__Task objective__
In the entries below, find the lines that contain the word "this" and copy them.

Rows from a figure dataset

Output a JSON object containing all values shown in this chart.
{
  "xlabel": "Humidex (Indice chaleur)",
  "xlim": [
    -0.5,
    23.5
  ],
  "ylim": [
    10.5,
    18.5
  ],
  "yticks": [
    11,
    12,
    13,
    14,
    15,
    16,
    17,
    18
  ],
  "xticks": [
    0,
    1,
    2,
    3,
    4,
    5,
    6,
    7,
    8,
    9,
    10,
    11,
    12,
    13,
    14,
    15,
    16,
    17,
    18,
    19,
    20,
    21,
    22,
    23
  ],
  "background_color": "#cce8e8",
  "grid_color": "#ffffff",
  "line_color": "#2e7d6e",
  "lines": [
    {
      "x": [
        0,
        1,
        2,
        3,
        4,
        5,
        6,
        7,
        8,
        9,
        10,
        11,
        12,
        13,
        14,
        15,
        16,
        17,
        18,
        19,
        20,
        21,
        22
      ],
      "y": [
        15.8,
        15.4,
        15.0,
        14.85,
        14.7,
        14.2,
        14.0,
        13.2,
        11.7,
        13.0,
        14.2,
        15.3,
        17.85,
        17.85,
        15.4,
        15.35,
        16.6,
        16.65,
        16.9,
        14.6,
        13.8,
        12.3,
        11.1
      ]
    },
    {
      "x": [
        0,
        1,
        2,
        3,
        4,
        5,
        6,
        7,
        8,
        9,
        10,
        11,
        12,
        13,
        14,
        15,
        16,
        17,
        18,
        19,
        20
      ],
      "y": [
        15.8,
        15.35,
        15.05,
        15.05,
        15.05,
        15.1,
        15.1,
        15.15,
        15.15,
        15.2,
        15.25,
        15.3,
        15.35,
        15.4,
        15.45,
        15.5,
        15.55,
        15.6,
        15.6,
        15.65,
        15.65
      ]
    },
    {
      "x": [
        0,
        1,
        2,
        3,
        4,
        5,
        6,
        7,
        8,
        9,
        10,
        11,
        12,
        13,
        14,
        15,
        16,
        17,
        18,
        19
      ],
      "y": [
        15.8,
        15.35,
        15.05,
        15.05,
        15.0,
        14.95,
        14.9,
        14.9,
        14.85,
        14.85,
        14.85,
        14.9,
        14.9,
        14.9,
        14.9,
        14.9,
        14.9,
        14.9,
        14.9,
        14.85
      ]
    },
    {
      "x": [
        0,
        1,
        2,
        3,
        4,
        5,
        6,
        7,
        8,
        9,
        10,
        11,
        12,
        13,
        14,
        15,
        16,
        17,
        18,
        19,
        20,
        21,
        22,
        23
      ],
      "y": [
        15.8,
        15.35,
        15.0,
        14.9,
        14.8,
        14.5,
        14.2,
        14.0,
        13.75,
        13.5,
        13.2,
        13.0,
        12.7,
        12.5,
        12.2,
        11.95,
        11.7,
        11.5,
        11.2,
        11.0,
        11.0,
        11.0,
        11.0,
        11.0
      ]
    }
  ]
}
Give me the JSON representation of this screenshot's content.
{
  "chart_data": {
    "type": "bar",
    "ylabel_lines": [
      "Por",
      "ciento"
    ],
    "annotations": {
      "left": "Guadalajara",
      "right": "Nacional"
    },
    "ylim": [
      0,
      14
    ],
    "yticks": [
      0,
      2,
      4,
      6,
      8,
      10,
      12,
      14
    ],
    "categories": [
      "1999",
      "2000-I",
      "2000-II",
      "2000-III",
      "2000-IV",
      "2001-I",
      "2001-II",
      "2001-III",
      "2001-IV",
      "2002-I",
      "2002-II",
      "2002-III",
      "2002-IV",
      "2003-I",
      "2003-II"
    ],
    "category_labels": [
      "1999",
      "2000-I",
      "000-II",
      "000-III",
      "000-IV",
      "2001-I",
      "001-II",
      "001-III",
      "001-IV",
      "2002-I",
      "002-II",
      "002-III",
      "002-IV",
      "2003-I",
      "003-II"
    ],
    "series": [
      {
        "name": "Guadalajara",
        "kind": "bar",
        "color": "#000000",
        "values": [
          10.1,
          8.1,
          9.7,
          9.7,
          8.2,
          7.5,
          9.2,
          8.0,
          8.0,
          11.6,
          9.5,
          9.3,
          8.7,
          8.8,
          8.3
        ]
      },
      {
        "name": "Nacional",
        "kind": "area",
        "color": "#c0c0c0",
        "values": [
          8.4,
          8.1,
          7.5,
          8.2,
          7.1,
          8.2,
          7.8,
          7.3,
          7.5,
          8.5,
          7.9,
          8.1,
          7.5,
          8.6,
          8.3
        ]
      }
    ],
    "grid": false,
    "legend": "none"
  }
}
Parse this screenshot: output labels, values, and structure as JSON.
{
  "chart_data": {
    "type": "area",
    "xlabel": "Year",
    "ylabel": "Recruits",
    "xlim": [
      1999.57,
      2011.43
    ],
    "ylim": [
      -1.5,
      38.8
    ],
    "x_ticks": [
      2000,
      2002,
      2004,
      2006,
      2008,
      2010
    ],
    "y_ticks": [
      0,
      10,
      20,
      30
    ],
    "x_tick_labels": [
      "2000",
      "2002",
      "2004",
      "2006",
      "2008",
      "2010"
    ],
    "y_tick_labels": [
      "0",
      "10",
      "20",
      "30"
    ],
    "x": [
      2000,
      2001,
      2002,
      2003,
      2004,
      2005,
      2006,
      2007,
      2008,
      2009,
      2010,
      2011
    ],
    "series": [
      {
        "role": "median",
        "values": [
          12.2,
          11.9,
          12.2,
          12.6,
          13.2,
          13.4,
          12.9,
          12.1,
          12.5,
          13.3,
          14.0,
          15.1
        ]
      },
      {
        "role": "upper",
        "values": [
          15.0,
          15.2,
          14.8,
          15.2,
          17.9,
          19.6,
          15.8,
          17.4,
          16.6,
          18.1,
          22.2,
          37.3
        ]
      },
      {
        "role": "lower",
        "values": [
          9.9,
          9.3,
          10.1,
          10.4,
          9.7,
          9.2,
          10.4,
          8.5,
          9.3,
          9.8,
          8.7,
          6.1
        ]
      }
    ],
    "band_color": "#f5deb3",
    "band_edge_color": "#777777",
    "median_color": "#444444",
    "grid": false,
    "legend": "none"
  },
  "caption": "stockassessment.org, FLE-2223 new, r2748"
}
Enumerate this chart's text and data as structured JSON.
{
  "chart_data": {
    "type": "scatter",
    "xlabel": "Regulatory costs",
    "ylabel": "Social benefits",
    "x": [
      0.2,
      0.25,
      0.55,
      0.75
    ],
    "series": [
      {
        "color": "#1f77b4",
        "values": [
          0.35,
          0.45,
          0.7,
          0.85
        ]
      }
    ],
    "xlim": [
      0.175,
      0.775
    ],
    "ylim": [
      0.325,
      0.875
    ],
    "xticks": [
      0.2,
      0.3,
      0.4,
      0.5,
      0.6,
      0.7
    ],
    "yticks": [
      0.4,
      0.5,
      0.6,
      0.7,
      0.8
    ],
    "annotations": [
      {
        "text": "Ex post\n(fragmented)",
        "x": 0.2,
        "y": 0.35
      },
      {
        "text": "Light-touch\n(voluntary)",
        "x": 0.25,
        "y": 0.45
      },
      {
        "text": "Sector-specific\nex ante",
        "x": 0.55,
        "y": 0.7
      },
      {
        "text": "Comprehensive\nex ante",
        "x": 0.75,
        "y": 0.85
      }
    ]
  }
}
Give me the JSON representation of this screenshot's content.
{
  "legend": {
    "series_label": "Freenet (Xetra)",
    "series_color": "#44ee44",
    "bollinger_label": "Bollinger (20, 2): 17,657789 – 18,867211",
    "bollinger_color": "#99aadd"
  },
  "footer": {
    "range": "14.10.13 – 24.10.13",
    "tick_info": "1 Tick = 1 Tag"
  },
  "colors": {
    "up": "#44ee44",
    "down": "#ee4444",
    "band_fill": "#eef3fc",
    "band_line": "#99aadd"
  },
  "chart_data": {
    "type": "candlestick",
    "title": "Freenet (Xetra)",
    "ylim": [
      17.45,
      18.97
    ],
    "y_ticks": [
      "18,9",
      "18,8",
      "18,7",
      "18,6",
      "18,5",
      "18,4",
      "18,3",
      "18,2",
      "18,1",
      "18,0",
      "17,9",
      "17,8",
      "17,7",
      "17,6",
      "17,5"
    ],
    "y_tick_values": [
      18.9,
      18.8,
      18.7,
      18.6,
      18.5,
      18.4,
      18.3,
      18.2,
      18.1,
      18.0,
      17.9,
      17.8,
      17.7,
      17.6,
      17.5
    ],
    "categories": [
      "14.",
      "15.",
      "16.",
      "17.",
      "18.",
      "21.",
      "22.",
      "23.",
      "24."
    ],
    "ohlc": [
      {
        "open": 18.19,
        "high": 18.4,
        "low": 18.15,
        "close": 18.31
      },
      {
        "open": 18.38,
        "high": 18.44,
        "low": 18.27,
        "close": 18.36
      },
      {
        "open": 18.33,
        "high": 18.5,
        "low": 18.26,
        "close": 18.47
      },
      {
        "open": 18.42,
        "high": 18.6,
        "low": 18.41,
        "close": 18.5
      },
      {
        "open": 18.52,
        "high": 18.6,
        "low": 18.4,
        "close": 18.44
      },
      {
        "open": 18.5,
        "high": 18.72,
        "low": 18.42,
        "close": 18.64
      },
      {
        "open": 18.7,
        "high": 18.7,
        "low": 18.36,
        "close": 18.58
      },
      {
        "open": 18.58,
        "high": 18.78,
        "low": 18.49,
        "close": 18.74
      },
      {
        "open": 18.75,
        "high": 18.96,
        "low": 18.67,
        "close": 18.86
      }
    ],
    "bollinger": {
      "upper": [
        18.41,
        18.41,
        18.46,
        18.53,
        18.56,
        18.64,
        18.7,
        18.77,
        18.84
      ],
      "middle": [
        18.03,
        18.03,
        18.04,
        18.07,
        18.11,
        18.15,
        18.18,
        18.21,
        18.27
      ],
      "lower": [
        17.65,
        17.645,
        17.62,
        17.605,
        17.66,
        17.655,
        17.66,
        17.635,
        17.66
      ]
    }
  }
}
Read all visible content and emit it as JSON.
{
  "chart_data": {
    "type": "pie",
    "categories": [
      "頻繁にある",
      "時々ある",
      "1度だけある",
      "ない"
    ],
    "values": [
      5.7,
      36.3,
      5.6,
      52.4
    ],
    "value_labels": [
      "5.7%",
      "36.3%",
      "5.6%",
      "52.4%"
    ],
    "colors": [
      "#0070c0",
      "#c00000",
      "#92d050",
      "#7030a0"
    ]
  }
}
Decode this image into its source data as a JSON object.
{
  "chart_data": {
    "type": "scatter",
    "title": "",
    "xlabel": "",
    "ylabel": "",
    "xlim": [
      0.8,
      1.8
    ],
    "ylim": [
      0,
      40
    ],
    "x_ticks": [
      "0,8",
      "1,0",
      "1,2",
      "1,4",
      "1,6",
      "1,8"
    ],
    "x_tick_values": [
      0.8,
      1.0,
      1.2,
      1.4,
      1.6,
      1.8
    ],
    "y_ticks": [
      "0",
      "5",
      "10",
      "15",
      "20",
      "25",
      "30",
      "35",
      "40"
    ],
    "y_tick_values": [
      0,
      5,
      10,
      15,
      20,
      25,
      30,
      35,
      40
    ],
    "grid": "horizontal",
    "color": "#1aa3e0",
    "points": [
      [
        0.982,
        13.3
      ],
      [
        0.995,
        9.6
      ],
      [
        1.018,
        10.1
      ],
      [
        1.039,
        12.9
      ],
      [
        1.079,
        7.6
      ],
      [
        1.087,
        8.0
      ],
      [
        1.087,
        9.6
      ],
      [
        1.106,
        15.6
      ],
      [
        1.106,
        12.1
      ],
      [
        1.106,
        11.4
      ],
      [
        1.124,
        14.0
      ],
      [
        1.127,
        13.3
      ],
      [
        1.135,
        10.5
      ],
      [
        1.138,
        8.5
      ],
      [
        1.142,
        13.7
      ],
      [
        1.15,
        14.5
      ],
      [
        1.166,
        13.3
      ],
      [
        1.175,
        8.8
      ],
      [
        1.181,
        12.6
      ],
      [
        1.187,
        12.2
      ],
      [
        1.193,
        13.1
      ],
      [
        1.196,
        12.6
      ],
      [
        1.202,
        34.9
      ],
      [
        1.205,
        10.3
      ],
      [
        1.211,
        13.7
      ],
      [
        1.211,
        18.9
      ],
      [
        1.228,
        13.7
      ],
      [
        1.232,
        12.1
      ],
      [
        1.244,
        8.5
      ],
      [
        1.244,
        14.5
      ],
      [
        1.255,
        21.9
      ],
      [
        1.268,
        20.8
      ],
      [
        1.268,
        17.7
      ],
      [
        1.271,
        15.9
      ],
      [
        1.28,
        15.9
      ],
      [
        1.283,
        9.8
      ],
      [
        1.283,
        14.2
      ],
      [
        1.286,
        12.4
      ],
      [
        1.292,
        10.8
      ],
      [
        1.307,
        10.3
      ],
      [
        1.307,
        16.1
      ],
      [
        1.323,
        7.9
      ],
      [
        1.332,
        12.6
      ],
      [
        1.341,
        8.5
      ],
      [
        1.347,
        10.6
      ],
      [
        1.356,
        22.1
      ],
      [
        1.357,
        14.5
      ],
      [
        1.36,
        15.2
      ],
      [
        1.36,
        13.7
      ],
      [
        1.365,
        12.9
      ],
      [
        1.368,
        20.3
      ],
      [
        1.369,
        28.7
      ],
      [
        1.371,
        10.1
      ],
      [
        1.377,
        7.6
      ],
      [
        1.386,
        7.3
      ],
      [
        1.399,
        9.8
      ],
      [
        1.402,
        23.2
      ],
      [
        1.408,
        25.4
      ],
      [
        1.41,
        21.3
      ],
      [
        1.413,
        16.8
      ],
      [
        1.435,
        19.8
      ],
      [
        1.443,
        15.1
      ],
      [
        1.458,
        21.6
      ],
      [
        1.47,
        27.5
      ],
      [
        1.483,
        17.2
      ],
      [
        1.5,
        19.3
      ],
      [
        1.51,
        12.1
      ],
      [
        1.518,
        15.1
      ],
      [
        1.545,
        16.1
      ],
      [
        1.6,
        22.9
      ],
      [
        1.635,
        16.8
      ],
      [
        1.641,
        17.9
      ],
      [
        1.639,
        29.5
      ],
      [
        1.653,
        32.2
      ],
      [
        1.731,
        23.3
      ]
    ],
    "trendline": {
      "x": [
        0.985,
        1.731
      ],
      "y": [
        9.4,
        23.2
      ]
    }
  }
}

__Correct answer__
Output a JSON object containing all values shown in this chart.
Give me the JSON representation of this screenshot's content.
Parse this screenshot: output labels, values, and structure as JSON.
Enumerate this chart's text and data as structured JSON.
Give me the JSON representation of this screenshot's content.
Decode this image into its source data as a JSON object.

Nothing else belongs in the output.